[START]

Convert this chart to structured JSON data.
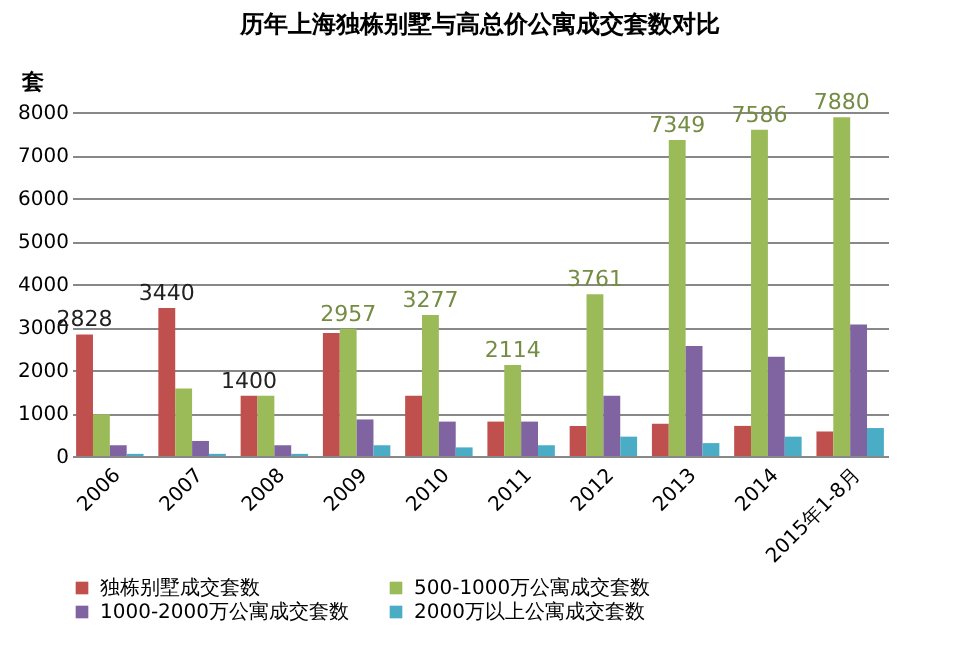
{
  "chart_data": {
    "type": "bar",
    "title": "历年上海独栋别墅与高总价公寓成交套数对比",
    "ylabel": "套",
    "categories": [
      "2006",
      "2007",
      "2008",
      "2009",
      "2010",
      "2011",
      "2012",
      "2013",
      "2014",
      "2015年1-8月"
    ],
    "series": [
      {
        "name": "独栋别墅成交套数",
        "color": "#c0504d",
        "values": [
          2828,
          3440,
          1400,
          2860,
          1400,
          800,
          700,
          750,
          700,
          570
        ],
        "value_labels": [
          "2828",
          "3440",
          "1400",
          null,
          null,
          null,
          null,
          null,
          null,
          null
        ]
      },
      {
        "name": "500-1000万公寓成交套数",
        "color": "#9bbb59",
        "values": [
          970,
          1570,
          1400,
          2957,
          3277,
          2114,
          3761,
          7349,
          7586,
          7880
        ],
        "value_labels": [
          null,
          null,
          null,
          "2957",
          "3277",
          "2114",
          "3761",
          "7349",
          "7586",
          "7880"
        ]
      },
      {
        "name": "1000-2000万公寓成交套数",
        "color": "#8064a2",
        "values": [
          250,
          350,
          250,
          850,
          800,
          800,
          1400,
          2560,
          2310,
          3060
        ]
      },
      {
        "name": "2000万以上公寓成交套数",
        "color": "#4bacc6",
        "values": [
          50,
          50,
          50,
          250,
          200,
          250,
          450,
          300,
          450,
          650
        ]
      }
    ],
    "ylim": [
      0,
      8000
    ],
    "yticks": [
      0,
      1000,
      2000,
      3000,
      4000,
      5000,
      6000,
      7000,
      8000
    ],
    "grid": "y",
    "legend": "bottom"
  }
}
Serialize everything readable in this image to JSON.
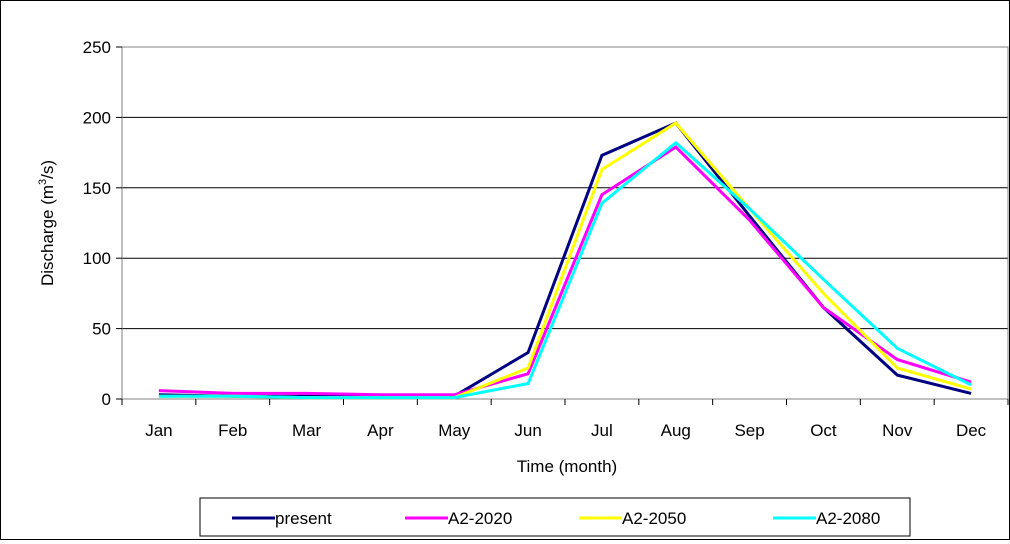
{
  "chart_data": {
    "type": "line",
    "xlabel": "Time (month)",
    "ylabel": {
      "prefix": "Discharge (m",
      "sup": "3",
      "suffix": "/s)"
    },
    "ylim": [
      0,
      250
    ],
    "yticks": [
      "0",
      "50",
      "100",
      "150",
      "200",
      "250"
    ],
    "categories": [
      "Jan",
      "Feb",
      "Mar",
      "Apr",
      "May",
      "Jun",
      "Jul",
      "Aug",
      "Sep",
      "Oct",
      "Nov",
      "Dec"
    ],
    "grid": "horizontal",
    "legend_position": "bottom",
    "series": [
      {
        "name": "present",
        "color": "#000080",
        "values": [
          3,
          2,
          2,
          2,
          2,
          33,
          173,
          196,
          130,
          65,
          17,
          4
        ]
      },
      {
        "name": "A2-2020",
        "color": "#FF00FF",
        "values": [
          6,
          4,
          4,
          3,
          3,
          18,
          145,
          179,
          127,
          65,
          28,
          12
        ]
      },
      {
        "name": "A2-2050",
        "color": "#FFFF00",
        "values": [
          2,
          2,
          1,
          1,
          1,
          22,
          163,
          196,
          135,
          75,
          22,
          7
        ]
      },
      {
        "name": "A2-2080",
        "color": "#00FFFF",
        "values": [
          2,
          2,
          1,
          1,
          1,
          11,
          139,
          182,
          135,
          85,
          36,
          10
        ]
      }
    ]
  }
}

[END]

### Aim
Show the lines of the material that contain the word "JSON".

### Expected output
Convert this chart to structured JSON data.
Serialize everything readable in this image to JSON.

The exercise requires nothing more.